begin

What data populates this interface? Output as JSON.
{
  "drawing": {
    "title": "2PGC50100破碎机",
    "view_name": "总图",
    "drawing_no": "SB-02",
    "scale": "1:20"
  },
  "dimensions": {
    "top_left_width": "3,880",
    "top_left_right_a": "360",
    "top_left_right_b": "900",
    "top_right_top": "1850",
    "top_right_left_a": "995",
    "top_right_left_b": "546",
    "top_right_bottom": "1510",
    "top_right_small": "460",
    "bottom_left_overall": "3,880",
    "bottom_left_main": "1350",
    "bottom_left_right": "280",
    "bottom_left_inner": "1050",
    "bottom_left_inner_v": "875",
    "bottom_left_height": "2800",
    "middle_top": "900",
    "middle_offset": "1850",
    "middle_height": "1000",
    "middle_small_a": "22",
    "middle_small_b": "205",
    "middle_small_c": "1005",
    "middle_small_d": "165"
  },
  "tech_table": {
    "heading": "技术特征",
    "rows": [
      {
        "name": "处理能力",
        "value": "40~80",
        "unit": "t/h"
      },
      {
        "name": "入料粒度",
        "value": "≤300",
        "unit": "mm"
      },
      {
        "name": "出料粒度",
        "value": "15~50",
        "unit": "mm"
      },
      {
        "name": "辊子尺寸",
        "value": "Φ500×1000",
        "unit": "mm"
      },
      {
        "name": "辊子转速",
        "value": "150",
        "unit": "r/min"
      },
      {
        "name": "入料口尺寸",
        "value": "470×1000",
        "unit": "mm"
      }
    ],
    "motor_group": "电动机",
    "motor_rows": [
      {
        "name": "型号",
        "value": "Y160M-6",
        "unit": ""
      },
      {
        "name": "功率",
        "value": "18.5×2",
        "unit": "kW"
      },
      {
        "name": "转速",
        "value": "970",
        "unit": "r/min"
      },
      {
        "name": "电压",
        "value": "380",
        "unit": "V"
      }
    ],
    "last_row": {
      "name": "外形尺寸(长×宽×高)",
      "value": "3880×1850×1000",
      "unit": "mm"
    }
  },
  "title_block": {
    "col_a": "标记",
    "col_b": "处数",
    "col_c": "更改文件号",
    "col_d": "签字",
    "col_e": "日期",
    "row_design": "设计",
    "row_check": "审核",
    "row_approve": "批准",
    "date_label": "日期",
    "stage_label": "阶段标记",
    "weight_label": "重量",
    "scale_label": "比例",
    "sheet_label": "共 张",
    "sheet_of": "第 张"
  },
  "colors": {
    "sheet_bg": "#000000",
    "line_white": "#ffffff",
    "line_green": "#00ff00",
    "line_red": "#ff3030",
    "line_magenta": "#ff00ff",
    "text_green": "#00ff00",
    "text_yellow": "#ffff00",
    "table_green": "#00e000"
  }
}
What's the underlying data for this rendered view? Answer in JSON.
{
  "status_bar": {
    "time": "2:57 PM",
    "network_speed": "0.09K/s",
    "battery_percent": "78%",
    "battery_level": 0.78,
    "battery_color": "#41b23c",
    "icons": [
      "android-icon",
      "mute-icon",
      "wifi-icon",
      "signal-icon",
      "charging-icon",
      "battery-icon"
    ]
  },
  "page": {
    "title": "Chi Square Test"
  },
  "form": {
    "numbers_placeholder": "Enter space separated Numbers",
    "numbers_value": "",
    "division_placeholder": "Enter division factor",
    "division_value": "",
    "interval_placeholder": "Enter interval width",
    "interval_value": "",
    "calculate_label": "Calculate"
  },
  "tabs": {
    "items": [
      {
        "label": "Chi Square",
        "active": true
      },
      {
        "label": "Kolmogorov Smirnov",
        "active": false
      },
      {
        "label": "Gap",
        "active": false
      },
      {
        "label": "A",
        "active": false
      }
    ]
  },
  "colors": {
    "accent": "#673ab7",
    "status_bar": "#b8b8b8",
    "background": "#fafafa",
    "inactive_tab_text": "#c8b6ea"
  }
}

end

**Objective:** Scan the data for the word "What" and copy every line where it shows up.

**Exercise solution:**
What data populates this interface? Output as JSON.
What's the underlying data for this rendered view? Answer in JSON.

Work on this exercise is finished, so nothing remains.